-- Aim --
Restate the whole listing exactly.

## START Exercise inputs

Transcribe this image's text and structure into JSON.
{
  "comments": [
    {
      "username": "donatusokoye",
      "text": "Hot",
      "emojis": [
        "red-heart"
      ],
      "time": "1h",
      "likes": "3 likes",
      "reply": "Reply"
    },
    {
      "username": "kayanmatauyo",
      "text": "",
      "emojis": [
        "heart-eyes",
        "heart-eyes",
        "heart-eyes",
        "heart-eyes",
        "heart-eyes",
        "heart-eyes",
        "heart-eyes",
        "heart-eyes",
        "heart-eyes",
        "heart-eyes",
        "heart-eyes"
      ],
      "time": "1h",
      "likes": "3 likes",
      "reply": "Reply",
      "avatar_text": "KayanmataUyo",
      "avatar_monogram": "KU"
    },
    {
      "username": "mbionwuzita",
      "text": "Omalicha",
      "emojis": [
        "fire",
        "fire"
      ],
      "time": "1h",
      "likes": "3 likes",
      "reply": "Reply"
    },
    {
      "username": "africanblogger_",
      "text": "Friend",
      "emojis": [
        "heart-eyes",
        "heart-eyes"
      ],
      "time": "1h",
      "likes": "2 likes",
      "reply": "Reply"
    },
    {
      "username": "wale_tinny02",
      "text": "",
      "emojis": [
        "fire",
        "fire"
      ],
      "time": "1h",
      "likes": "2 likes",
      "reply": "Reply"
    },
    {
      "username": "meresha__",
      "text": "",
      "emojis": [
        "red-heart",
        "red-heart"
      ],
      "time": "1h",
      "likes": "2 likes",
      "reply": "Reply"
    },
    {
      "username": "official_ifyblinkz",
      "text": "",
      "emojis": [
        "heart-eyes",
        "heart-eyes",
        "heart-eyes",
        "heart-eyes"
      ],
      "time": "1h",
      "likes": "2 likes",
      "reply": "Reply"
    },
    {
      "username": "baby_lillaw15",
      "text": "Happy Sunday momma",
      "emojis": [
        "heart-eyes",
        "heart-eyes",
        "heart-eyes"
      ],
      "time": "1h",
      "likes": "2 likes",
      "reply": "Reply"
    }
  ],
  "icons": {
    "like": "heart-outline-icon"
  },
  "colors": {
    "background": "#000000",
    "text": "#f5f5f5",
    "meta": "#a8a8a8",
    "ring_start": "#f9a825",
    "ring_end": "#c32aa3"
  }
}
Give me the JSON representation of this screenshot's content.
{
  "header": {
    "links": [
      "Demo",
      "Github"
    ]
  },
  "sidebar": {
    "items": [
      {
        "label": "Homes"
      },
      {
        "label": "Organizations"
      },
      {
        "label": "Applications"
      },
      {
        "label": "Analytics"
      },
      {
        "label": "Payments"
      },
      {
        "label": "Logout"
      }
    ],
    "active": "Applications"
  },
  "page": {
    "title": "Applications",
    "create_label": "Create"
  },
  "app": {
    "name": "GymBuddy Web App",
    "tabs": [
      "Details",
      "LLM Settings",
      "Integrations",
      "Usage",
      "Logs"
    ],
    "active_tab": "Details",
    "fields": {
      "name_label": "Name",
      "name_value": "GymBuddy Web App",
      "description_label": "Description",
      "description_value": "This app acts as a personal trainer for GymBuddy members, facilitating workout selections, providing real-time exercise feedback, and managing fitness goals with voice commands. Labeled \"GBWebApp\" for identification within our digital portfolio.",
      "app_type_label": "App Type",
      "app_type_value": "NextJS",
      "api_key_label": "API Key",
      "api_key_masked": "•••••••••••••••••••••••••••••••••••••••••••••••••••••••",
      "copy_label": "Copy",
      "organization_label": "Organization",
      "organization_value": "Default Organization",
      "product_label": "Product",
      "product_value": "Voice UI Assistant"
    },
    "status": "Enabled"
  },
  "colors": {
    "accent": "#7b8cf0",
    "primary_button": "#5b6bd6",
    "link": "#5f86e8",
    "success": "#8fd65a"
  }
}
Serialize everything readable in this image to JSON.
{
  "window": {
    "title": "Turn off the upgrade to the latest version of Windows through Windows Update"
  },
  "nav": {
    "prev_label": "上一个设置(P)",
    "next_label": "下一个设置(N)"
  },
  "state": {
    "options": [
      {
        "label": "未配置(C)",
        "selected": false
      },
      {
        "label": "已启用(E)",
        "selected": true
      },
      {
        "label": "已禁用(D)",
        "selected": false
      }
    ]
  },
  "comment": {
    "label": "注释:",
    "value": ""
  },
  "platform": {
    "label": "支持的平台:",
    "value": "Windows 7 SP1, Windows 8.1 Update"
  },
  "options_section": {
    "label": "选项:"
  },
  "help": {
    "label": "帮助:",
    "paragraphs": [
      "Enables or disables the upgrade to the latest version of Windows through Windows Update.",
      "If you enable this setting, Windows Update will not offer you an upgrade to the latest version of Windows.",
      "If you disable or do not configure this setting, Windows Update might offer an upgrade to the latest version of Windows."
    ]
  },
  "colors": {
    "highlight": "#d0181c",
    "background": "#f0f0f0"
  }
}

## END Exercise inputs

-- Output of the exercise --
Transcribe this image's text and structure into JSON.
{
  "comments": [
    {
      "username": "donatusokoye",
      "text": "Hot",
      "emojis": [
        "red-heart"
      ],
      "time": "1h",
      "likes": "3 likes",
      "reply": "Reply"
    },
    {
      "username": "kayanmatauyo",
      "text": "",
      "emojis": [
        "heart-eyes",
        "heart-eyes",
        "heart-eyes",
        "heart-eyes",
        "heart-eyes",
        "heart-eyes",
        "heart-eyes",
        "heart-eyes",
        "heart-eyes",
        "heart-eyes",
        "heart-eyes"
      ],
      "time": "1h",
      "likes": "3 likes",
      "reply": "Reply",
      "avatar_text": "KayanmataUyo",
      "avatar_monogram": "KU"
    },
    {
      "username": "mbionwuzita",
      "text": "Omalicha",
      "emojis": [
        "fire",
        "fire"
      ],
      "time": "1h",
      "likes": "3 likes",
      "reply": "Reply"
    },
    {
      "username": "africanblogger_",
      "text": "Friend",
      "emojis": [
        "heart-eyes",
        "heart-eyes"
      ],
      "time": "1h",
      "likes": "2 likes",
      "reply": "Reply"
    },
    {
      "username": "wale_tinny02",
      "text": "",
      "emojis": [
        "fire",
        "fire"
      ],
      "time": "1h",
      "likes": "2 likes",
      "reply": "Reply"
    },
    {
      "username": "meresha__",
      "text": "",
      "emojis": [
        "red-heart",
        "red-heart"
      ],
      "time": "1h",
      "likes": "2 likes",
      "reply": "Reply"
    },
    {
      "username": "official_ifyblinkz",
      "text": "",
      "emojis": [
        "heart-eyes",
        "heart-eyes",
        "heart-eyes",
        "heart-eyes"
      ],
      "time": "1h",
      "likes": "2 likes",
      "reply": "Reply"
    },
    {
      "username": "baby_lillaw15",
      "text": "Happy Sunday momma",
      "emojis": [
        "heart-eyes",
        "heart-eyes",
        "heart-eyes"
      ],
      "time": "1h",
      "likes": "2 likes",
      "reply": "Reply"
    }
  ],
  "icons": {
    "like": "heart-outline-icon"
  },
  "colors": {
    "background": "#000000",
    "text": "#f5f5f5",
    "meta": "#a8a8a8",
    "ring_start": "#f9a825",
    "ring_end": "#c32aa3"
  }
}
Give me the JSON representation of this screenshot's content.
{
  "header": {
    "links": [
      "Demo",
      "Github"
    ]
  },
  "sidebar": {
    "items": [
      {
        "label": "Homes"
      },
      {
        "label": "Organizations"
      },
      {
        "label": "Applications"
      },
      {
        "label": "Analytics"
      },
      {
        "label": "Payments"
      },
      {
        "label": "Logout"
      }
    ],
    "active": "Applications"
  },
  "page": {
    "title": "Applications",
    "create_label": "Create"
  },
  "app": {
    "name": "GymBuddy Web App",
    "tabs": [
      "Details",
      "LLM Settings",
      "Integrations",
      "Usage",
      "Logs"
    ],
    "active_tab": "Details",
    "fields": {
      "name_label": "Name",
      "name_value": "GymBuddy Web App",
      "description_label": "Description",
      "description_value": "This app acts as a personal trainer for GymBuddy members, facilitating workout selections, providing real-time exercise feedback, and managing fitness goals with voice commands. Labeled \"GBWebApp\" for identification within our digital portfolio.",
      "app_type_label": "App Type",
      "app_type_value": "NextJS",
      "api_key_label": "API Key",
      "api_key_masked": "•••••••••••••••••••••••••••••••••••••••••••••••••••••••",
      "copy_label": "Copy",
      "organization_label": "Organization",
      "organization_value": "Default Organization",
      "product_label": "Product",
      "product_value": "Voice UI Assistant"
    },
    "status": "Enabled"
  },
  "colors": {
    "accent": "#7b8cf0",
    "primary_button": "#5b6bd6",
    "link": "#5f86e8",
    "success": "#8fd65a"
  }
}
Serialize everything readable in this image to JSON.
{
  "window": {
    "title": "Turn off the upgrade to the latest version of Windows through Windows Update"
  },
  "nav": {
    "prev_label": "上一个设置(P)",
    "next_label": "下一个设置(N)"
  },
  "state": {
    "options": [
      {
        "label": "未配置(C)",
        "selected": false
      },
      {
        "label": "已启用(E)",
        "selected": true
      },
      {
        "label": "已禁用(D)",
        "selected": false
      }
    ]
  },
  "comment": {
    "label": "注释:",
    "value": ""
  },
  "platform": {
    "label": "支持的平台:",
    "value": "Windows 7 SP1, Windows 8.1 Update"
  },
  "options_section": {
    "label": "选项:"
  },
  "help": {
    "label": "帮助:",
    "paragraphs": [
      "Enables or disables the upgrade to the latest version of Windows through Windows Update.",
      "If you enable this setting, Windows Update will not offer you an upgrade to the latest version of Windows.",
      "If you disable or do not configure this setting, Windows Update might offer an upgrade to the latest version of Windows."
    ]
  },
  "colors": {
    "highlight": "#d0181c",
    "background": "#f0f0f0"
  }
}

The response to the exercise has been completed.